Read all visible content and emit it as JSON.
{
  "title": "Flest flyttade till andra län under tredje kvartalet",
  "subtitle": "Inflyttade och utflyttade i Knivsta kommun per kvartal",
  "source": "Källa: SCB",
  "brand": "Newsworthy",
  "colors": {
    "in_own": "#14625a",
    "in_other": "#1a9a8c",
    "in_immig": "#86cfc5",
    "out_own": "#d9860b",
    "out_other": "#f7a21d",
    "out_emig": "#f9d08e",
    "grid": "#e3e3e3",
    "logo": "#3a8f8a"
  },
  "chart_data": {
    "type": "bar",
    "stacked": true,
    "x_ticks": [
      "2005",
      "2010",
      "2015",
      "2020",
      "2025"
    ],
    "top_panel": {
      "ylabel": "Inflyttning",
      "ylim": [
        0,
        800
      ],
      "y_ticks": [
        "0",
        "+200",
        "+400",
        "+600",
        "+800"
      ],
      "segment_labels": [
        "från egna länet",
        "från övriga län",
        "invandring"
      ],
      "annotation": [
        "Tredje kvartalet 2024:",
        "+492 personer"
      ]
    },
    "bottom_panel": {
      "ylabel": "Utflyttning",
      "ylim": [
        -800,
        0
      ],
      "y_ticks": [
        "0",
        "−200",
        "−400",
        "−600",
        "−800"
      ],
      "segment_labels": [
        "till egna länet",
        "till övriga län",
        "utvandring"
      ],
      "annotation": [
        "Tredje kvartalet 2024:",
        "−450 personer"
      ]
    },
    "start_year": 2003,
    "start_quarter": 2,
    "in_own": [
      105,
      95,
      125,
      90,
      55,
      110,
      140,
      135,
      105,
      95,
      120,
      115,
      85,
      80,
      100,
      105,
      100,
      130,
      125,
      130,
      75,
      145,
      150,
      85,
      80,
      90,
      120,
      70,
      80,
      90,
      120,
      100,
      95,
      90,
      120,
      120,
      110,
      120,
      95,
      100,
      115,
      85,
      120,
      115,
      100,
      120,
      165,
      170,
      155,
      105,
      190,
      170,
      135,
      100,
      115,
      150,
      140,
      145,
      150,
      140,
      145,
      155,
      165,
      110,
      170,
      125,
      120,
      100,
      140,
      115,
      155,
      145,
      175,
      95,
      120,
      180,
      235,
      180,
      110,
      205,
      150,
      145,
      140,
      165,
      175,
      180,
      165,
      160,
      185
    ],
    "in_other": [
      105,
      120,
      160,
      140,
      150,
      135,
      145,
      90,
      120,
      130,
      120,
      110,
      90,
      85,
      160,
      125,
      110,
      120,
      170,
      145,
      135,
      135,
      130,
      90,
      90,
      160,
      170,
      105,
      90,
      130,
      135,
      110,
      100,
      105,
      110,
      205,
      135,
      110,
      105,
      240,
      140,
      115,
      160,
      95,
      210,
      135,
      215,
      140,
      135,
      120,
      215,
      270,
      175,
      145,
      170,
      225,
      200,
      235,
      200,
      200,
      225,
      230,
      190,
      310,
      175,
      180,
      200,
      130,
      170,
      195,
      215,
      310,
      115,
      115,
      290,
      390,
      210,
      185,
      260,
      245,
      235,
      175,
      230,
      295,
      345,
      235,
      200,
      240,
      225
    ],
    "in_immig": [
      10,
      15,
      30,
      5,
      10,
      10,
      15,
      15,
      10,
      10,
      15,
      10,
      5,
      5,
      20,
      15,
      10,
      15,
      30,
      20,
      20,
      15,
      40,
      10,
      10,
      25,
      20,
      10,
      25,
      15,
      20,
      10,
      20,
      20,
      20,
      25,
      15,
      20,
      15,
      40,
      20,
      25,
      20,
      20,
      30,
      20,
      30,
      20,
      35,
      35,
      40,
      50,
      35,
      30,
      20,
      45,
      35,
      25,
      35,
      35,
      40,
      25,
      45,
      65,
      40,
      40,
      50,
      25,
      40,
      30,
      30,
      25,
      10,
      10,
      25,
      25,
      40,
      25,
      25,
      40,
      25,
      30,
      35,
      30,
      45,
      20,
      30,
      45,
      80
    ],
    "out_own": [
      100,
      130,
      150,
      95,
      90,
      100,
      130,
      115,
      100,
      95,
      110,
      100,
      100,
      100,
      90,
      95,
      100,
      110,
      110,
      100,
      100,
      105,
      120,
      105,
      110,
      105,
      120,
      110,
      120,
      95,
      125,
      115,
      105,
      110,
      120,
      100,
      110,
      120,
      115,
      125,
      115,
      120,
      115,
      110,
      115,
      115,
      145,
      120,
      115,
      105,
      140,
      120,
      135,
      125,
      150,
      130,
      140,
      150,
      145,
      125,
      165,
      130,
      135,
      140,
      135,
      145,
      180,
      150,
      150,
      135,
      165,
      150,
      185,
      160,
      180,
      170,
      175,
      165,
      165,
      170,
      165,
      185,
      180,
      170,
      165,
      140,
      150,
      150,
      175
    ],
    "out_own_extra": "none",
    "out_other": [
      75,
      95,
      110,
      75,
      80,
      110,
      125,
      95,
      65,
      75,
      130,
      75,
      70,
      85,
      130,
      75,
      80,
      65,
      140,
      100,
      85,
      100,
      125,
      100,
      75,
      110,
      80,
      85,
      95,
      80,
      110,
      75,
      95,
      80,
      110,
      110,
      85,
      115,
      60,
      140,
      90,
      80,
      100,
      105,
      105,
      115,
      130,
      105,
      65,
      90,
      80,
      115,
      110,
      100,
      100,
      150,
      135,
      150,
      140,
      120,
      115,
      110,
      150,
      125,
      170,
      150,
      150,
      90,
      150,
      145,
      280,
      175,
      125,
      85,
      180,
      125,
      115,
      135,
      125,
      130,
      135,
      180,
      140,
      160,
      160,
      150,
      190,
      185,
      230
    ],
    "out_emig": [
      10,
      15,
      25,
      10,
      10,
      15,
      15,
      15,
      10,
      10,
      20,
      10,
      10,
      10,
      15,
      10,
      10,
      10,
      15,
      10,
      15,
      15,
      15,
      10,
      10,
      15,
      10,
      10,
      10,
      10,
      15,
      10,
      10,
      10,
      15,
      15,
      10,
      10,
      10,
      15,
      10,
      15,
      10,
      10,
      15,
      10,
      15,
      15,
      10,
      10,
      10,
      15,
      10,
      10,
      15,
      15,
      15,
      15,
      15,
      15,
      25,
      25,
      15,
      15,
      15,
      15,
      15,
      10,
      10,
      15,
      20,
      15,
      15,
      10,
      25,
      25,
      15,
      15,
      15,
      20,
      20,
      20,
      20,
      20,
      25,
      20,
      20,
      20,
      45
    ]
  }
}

▶ [TASK]: Say how many lines have the string "till" in them, offering no words beyond the number.

▶ [EXPECTED ANSWER]: 3